→ Extracted material

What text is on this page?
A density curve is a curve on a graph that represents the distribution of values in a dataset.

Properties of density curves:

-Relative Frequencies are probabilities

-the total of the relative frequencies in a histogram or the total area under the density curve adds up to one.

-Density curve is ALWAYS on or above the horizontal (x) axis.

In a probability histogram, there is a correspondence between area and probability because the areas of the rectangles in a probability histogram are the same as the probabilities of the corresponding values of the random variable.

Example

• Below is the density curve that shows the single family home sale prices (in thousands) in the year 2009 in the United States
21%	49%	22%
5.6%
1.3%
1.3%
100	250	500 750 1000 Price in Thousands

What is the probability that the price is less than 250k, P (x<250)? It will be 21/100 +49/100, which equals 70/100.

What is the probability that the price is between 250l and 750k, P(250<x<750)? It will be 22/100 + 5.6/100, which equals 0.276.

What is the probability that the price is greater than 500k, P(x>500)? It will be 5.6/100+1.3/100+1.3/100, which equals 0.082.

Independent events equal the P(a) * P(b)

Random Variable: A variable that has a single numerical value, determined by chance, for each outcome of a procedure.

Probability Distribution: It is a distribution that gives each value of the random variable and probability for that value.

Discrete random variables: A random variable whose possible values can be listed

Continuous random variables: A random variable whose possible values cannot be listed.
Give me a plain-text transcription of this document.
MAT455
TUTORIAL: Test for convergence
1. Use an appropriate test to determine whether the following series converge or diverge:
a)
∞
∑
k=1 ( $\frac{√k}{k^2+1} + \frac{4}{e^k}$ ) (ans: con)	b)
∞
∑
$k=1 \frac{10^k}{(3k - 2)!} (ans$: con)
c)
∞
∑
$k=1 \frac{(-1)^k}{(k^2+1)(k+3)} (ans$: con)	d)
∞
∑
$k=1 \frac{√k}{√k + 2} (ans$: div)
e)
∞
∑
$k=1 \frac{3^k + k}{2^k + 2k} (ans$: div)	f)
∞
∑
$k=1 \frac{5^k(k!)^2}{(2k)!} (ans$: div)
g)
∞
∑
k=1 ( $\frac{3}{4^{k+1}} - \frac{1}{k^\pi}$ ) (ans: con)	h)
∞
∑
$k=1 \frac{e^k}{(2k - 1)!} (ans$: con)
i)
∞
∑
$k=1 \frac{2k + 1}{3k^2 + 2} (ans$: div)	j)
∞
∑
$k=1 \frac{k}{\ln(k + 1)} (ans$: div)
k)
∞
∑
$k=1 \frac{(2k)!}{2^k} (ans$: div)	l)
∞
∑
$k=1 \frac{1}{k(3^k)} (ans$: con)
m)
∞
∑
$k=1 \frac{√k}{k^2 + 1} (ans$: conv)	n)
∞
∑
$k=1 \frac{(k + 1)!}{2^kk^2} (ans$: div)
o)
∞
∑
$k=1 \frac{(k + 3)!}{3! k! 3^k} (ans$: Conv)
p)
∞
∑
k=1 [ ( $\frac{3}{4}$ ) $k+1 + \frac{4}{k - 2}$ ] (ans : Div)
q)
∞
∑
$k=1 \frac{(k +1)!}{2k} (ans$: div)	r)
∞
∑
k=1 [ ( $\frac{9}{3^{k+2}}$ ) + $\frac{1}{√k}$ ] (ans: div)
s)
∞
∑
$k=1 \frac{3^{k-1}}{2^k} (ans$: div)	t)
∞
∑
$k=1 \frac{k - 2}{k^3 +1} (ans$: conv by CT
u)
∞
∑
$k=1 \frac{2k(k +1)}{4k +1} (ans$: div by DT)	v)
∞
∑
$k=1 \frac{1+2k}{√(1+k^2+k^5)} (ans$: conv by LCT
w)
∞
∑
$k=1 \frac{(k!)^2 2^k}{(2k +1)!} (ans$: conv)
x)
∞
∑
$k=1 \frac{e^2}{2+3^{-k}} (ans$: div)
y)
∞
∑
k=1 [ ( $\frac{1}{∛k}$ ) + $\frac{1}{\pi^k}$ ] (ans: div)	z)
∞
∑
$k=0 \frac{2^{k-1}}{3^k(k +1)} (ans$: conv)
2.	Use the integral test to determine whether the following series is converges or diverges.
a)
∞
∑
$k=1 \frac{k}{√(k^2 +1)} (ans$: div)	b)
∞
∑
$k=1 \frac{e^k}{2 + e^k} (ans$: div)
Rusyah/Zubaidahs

→ Prompt
Above are the records; copy all of them exactly.

→ Completed exercise
What text is on this page?
A density curve is a curve on a graph that represents the distribution of values in a dataset.

Properties of density curves:

-Relative Frequencies are probabilities

-the total of the relative frequencies in a histogram or the total area under the density curve adds up to one.

-Density curve is ALWAYS on or above the horizontal (x) axis.

In a probability histogram, there is a correspondence between area and probability because the areas of the rectangles in a probability histogram are the same as the probabilities of the corresponding values of the random variable.

Example

• Below is the density curve that shows the single family home sale prices (in thousands) in the year 2009 in the United States
21%	49%	22%
5.6%
1.3%
1.3%
100	250	500 750 1000 Price in Thousands

What is the probability that the price is less than 250k, P (x<250)? It will be 21/100 +49/100, which equals 70/100.

What is the probability that the price is between 250l and 750k, P(250<x<750)? It will be 22/100 + 5.6/100, which equals 0.276.

What is the probability that the price is greater than 500k, P(x>500)? It will be 5.6/100+1.3/100+1.3/100, which equals 0.082.

Independent events equal the P(a) * P(b)

Random Variable: A variable that has a single numerical value, determined by chance, for each outcome of a procedure.

Probability Distribution: It is a distribution that gives each value of the random variable and probability for that value.

Discrete random variables: A random variable whose possible values can be listed

Continuous random variables: A random variable whose possible values cannot be listed.
Give me a plain-text transcription of this document.
MAT455
TUTORIAL: Test for convergence
1. Use an appropriate test to determine whether the following series converge or diverge:
a)
∞
∑
k=1 ( $\frac{√k}{k^2+1} + \frac{4}{e^k}$ ) (ans: con)	b)
∞
∑
$k=1 \frac{10^k}{(3k - 2)!} (ans$: con)
c)
∞
∑
$k=1 \frac{(-1)^k}{(k^2+1)(k+3)} (ans$: con)	d)
∞
∑
$k=1 \frac{√k}{√k + 2} (ans$: div)
e)
∞
∑
$k=1 \frac{3^k + k}{2^k + 2k} (ans$: div)	f)
∞
∑
$k=1 \frac{5^k(k!)^2}{(2k)!} (ans$: div)
g)
∞
∑
k=1 ( $\frac{3}{4^{k+1}} - \frac{1}{k^\pi}$ ) (ans: con)	h)
∞
∑
$k=1 \frac{e^k}{(2k - 1)!} (ans$: con)
i)
∞
∑
$k=1 \frac{2k + 1}{3k^2 + 2} (ans$: div)	j)
∞
∑
$k=1 \frac{k}{\ln(k + 1)} (ans$: div)
k)
∞
∑
$k=1 \frac{(2k)!}{2^k} (ans$: div)	l)
∞
∑
$k=1 \frac{1}{k(3^k)} (ans$: con)
m)
∞
∑
$k=1 \frac{√k}{k^2 + 1} (ans$: conv)	n)
∞
∑
$k=1 \frac{(k + 1)!}{2^kk^2} (ans$: div)
o)
∞
∑
$k=1 \frac{(k + 3)!}{3! k! 3^k} (ans$: Conv)
p)
∞
∑
k=1 [ ( $\frac{3}{4}$ ) $k+1 + \frac{4}{k - 2}$ ] (ans : Div)
q)
∞
∑
$k=1 \frac{(k +1)!}{2k} (ans$: div)	r)
∞
∑
k=1 [ ( $\frac{9}{3^{k+2}}$ ) + $\frac{1}{√k}$ ] (ans: div)
s)
∞
∑
$k=1 \frac{3^{k-1}}{2^k} (ans$: div)	t)
∞
∑
$k=1 \frac{k - 2}{k^3 +1} (ans$: conv by CT
u)
∞
∑
$k=1 \frac{2k(k +1)}{4k +1} (ans$: div by DT)	v)
∞
∑
$k=1 \frac{1+2k}{√(1+k^2+k^5)} (ans$: conv by LCT
w)
∞
∑
$k=1 \frac{(k!)^2 2^k}{(2k +1)!} (ans$: conv)
x)
∞
∑
$k=1 \frac{e^2}{2+3^{-k}} (ans$: div)
y)
∞
∑
k=1 [ ( $\frac{1}{∛k}$ ) + $\frac{1}{\pi^k}$ ] (ans: div)	z)
∞
∑
$k=0 \frac{2^{k-1}}{3^k(k +1)} (ans$: conv)
2.	Use the integral test to determine whether the following series is converges or diverges.
a)
∞
∑
$k=1 \frac{k}{√(k^2 +1)} (ans$: div)	b)
∞
∑
$k=1 \frac{e^k}{2 + e^k} (ans$: div)
Rusyah/Zubaidahs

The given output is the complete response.